:: RECORDS PROVIDED
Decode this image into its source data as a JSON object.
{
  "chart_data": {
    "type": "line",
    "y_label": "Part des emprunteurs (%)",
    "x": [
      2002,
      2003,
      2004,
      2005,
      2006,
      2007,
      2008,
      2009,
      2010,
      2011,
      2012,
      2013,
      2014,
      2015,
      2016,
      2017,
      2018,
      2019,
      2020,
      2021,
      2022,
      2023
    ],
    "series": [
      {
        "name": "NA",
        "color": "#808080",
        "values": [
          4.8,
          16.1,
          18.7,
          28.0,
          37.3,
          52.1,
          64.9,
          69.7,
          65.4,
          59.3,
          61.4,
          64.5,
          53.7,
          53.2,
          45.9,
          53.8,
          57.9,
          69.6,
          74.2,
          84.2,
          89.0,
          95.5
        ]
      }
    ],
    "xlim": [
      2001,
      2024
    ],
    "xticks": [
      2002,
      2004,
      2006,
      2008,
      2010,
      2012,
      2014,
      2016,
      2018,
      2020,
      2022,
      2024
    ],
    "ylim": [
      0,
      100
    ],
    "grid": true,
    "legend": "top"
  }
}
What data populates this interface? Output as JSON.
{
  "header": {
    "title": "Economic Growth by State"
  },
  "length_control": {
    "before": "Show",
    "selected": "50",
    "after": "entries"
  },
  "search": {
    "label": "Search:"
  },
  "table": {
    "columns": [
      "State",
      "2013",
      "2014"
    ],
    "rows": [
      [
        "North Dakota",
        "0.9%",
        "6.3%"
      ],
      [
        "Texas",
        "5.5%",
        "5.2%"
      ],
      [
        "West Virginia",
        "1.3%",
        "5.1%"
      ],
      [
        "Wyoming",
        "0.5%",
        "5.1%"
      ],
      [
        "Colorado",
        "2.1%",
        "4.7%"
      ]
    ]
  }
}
::::
**WHAT TO PRODUCE**
Copy the data above in full, character for character.

**ANSWER TO THE EXERCISE**
Decode this image into its source data as a JSON object.
{
  "chart_data": {
    "type": "line",
    "y_label": "Part des emprunteurs (%)",
    "x": [
      2002,
      2003,
      2004,
      2005,
      2006,
      2007,
      2008,
      2009,
      2010,
      2011,
      2012,
      2013,
      2014,
      2015,
      2016,
      2017,
      2018,
      2019,
      2020,
      2021,
      2022,
      2023
    ],
    "series": [
      {
        "name": "NA",
        "color": "#808080",
        "values": [
          4.8,
          16.1,
          18.7,
          28.0,
          37.3,
          52.1,
          64.9,
          69.7,
          65.4,
          59.3,
          61.4,
          64.5,
          53.7,
          53.2,
          45.9,
          53.8,
          57.9,
          69.6,
          74.2,
          84.2,
          89.0,
          95.5
        ]
      }
    ],
    "xlim": [
      2001,
      2024
    ],
    "xticks": [
      2002,
      2004,
      2006,
      2008,
      2010,
      2012,
      2014,
      2016,
      2018,
      2020,
      2022,
      2024
    ],
    "ylim": [
      0,
      100
    ],
    "grid": true,
    "legend": "top"
  }
}
What data populates this interface? Output as JSON.
{
  "header": {
    "title": "Economic Growth by State"
  },
  "length_control": {
    "before": "Show",
    "selected": "50",
    "after": "entries"
  },
  "search": {
    "label": "Search:"
  },
  "table": {
    "columns": [
      "State",
      "2013",
      "2014"
    ],
    "rows": [
      [
        "North Dakota",
        "0.9%",
        "6.3%"
      ],
      [
        "Texas",
        "5.5%",
        "5.2%"
      ],
      [
        "West Virginia",
        "1.3%",
        "5.1%"
      ],
      [
        "Wyoming",
        "0.5%",
        "5.1%"
      ],
      [
        "Colorado",
        "2.1%",
        "4.7%"
      ]
    ]
  }
}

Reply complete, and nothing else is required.